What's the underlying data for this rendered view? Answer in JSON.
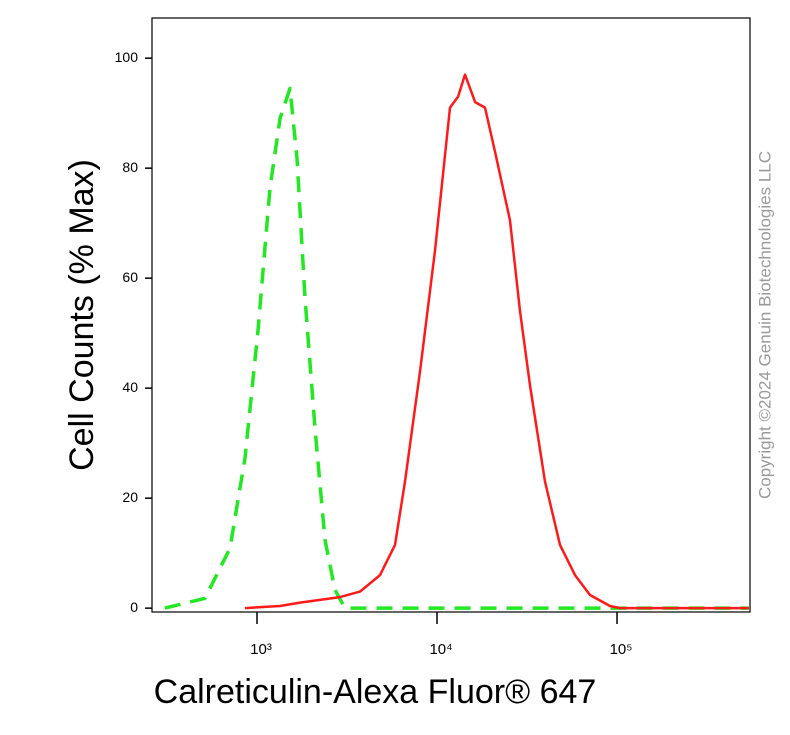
{
  "chart_data": {
    "type": "histogram-overlay",
    "x_label": "Calreticulin-Alexa Fluor® 647",
    "y_label": "Cell Counts (% Max)",
    "watermark": "Copyright ©2024 Genuin Biotechnologies LLC",
    "x_scale": "log",
    "xlim": [
      261,
      548000
    ],
    "xticks": [
      {
        "value": 1000,
        "label": "10³"
      },
      {
        "value": 10000,
        "label": "10⁴"
      },
      {
        "value": 100000,
        "label": "10⁵"
      }
    ],
    "ylim": [
      -0.7,
      107.3
    ],
    "yticks": [
      0,
      20,
      40,
      60,
      80,
      100
    ],
    "series": [
      {
        "color": "#22e822",
        "dashed": true,
        "x": [
          308,
          514,
          708,
          858,
          1013,
          1181,
          1342,
          1525,
          1668,
          1848,
          2099,
          2387,
          2712,
          3082,
          540000
        ],
        "values": [
          0,
          1.8,
          10.9,
          27.3,
          50.5,
          76.4,
          89,
          94.5,
          81.8,
          56.4,
          32.7,
          12.4,
          3.3,
          0,
          0
        ]
      },
      {
        "color": "#ff1a1a",
        "dashed": false,
        "x": [
          858,
          1342,
          1733,
          2891,
          3733,
          4821,
          5843,
          6637,
          8048,
          9750,
          11810,
          13090,
          14310,
          16270,
          18480,
          20990,
          25450,
          28910,
          32870,
          39810,
          48210,
          58430,
          70790,
          91410,
          104000,
          540000
        ],
        "values": [
          0,
          0.4,
          1,
          2,
          3,
          6,
          11.5,
          23,
          43,
          65,
          91,
          93,
          97,
          92,
          91,
          83,
          70.5,
          54,
          40.5,
          23,
          11.5,
          6,
          2.4,
          0.4,
          0,
          0
        ]
      }
    ]
  }
}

++++++++++

## Aim of the exercise
Each entry above is to be written out again unchanged, apart from the pictures, which are left out.

## Full response
What's the underlying data for this rendered view? Answer in JSON.
{
  "chart_data": {
    "type": "histogram-overlay",
    "x_label": "Calreticulin-Alexa Fluor® 647",
    "y_label": "Cell Counts (% Max)",
    "watermark": "Copyright ©2024 Genuin Biotechnologies LLC",
    "x_scale": "log",
    "xlim": [
      261,
      548000
    ],
    "xticks": [
      {
        "value": 1000,
        "label": "10³"
      },
      {
        "value": 10000,
        "label": "10⁴"
      },
      {
        "value": 100000,
        "label": "10⁵"
      }
    ],
    "ylim": [
      -0.7,
      107.3
    ],
    "yticks": [
      0,
      20,
      40,
      60,
      80,
      100
    ],
    "series": [
      {
        "color": "#22e822",
        "dashed": true,
        "x": [
          308,
          514,
          708,
          858,
          1013,
          1181,
          1342,
          1525,
          1668,
          1848,
          2099,
          2387,
          2712,
          3082,
          540000
        ],
        "values": [
          0,
          1.8,
          10.9,
          27.3,
          50.5,
          76.4,
          89,
          94.5,
          81.8,
          56.4,
          32.7,
          12.4,
          3.3,
          0,
          0
        ]
      },
      {
        "color": "#ff1a1a",
        "dashed": false,
        "x": [
          858,
          1342,
          1733,
          2891,
          3733,
          4821,
          5843,
          6637,
          8048,
          9750,
          11810,
          13090,
          14310,
          16270,
          18480,
          20990,
          25450,
          28910,
          32870,
          39810,
          48210,
          58430,
          70790,
          91410,
          104000,
          540000
        ],
        "values": [
          0,
          0.4,
          1,
          2,
          3,
          6,
          11.5,
          23,
          43,
          65,
          91,
          93,
          97,
          92,
          91,
          83,
          70.5,
          54,
          40.5,
          23,
          11.5,
          6,
          2.4,
          0.4,
          0,
          0
        ]
      }
    ]
  }
}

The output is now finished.